## begin Exercise data

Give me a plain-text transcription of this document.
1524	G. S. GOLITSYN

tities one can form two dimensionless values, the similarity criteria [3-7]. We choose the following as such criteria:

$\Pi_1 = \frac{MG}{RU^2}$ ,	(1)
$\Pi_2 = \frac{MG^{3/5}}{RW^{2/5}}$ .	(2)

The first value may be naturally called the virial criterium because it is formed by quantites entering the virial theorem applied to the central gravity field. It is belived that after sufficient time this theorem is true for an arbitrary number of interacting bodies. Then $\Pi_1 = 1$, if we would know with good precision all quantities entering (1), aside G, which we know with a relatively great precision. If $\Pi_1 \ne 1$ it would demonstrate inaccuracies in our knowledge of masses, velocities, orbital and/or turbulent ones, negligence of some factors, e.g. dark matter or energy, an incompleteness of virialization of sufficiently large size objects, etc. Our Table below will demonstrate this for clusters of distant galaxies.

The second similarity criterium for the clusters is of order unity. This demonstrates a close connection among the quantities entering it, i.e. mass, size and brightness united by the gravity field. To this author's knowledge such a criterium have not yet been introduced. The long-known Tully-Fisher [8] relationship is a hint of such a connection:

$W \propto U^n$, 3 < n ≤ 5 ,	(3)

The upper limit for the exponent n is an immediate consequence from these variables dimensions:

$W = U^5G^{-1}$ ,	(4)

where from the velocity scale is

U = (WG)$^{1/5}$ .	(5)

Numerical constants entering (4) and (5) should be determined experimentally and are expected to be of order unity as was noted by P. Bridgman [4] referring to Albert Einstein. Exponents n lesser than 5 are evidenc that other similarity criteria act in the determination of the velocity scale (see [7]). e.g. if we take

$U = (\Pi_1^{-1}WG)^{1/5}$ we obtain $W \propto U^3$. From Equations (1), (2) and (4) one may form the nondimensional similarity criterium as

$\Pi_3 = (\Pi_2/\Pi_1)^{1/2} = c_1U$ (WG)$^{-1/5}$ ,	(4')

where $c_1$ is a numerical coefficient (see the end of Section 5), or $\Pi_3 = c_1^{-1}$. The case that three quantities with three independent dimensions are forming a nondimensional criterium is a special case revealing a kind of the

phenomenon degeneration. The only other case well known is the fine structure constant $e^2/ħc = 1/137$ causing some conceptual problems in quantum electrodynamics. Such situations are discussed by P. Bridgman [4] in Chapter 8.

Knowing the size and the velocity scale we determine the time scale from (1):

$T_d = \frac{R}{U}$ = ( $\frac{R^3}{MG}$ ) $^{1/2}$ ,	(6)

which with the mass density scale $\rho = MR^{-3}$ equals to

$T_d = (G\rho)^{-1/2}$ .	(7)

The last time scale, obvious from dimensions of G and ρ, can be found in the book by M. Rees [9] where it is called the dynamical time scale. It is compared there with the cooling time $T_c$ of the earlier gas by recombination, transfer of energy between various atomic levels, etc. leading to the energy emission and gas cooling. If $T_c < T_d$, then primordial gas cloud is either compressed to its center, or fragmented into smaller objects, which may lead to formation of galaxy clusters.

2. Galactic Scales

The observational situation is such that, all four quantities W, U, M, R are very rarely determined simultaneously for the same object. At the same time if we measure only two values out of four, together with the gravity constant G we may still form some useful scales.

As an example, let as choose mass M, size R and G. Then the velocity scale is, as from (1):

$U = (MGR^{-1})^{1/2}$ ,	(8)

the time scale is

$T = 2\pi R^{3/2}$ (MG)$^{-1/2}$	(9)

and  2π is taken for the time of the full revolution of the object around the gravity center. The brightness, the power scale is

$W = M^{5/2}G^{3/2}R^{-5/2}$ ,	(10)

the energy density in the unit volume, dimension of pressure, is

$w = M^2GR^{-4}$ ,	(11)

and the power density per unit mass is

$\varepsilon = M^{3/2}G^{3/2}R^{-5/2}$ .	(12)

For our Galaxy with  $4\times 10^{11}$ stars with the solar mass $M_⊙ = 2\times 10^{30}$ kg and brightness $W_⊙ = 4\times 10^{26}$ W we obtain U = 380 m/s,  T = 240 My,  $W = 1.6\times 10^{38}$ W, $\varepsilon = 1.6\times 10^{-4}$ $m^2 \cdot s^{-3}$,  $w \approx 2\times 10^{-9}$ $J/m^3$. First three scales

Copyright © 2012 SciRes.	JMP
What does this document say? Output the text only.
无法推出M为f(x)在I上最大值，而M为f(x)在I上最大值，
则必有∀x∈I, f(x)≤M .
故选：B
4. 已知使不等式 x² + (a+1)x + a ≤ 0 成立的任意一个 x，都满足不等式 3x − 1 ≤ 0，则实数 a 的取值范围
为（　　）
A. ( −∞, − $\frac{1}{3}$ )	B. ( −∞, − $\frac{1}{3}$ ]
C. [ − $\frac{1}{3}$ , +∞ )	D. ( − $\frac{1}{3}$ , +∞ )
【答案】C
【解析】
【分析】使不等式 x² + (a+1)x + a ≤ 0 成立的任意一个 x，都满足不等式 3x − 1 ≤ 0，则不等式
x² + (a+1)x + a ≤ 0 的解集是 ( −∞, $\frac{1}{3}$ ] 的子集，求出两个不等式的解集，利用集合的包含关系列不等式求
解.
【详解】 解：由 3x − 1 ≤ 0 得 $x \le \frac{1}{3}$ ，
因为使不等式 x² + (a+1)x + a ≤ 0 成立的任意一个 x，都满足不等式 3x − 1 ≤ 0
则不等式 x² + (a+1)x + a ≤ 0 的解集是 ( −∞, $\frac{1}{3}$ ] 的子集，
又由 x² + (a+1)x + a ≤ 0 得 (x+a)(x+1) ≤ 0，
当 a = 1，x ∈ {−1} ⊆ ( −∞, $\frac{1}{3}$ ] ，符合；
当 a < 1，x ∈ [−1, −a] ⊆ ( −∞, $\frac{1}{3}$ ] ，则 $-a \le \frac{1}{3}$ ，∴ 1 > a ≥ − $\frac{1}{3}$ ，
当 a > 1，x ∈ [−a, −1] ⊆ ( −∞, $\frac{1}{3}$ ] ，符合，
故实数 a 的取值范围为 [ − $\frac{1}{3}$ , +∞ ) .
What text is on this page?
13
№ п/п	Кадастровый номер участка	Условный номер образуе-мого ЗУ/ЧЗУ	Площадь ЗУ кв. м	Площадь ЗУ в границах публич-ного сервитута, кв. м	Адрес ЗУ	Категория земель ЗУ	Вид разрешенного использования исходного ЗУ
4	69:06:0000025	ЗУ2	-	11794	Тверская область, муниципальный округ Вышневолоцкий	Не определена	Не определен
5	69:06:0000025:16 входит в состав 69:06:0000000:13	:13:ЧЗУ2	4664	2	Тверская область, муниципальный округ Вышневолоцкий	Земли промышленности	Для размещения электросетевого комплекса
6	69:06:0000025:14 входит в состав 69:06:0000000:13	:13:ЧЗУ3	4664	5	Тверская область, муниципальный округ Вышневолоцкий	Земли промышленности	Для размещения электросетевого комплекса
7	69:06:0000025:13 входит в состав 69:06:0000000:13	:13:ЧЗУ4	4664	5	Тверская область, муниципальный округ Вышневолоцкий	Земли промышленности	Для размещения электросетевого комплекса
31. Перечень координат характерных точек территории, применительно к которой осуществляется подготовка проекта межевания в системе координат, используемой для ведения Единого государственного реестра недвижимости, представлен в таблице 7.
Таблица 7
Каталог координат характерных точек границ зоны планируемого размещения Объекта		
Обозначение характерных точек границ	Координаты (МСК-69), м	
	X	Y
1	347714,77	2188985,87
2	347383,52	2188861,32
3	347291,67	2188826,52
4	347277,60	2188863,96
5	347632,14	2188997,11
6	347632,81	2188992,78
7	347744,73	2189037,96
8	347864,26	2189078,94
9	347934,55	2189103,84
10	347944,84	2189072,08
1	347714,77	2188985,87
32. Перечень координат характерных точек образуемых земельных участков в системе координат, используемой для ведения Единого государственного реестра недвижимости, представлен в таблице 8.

## end Exercise data

◆ What needs to be done ◆
Return each line where "Перечень" shows up.

◆ Full output ◆
31. Перечень координат характерных точек территории, применительно к которой осуществляется подготовка проекта межевания в системе координат, используемой для ведения Единого государственного реестра недвижимости, представлен в таблице 7.
32. Перечень координат характерных точек образуемых земельных участков в системе координат, используемой для ведения Единого государственного реестра недвижимости, представлен в таблице 8.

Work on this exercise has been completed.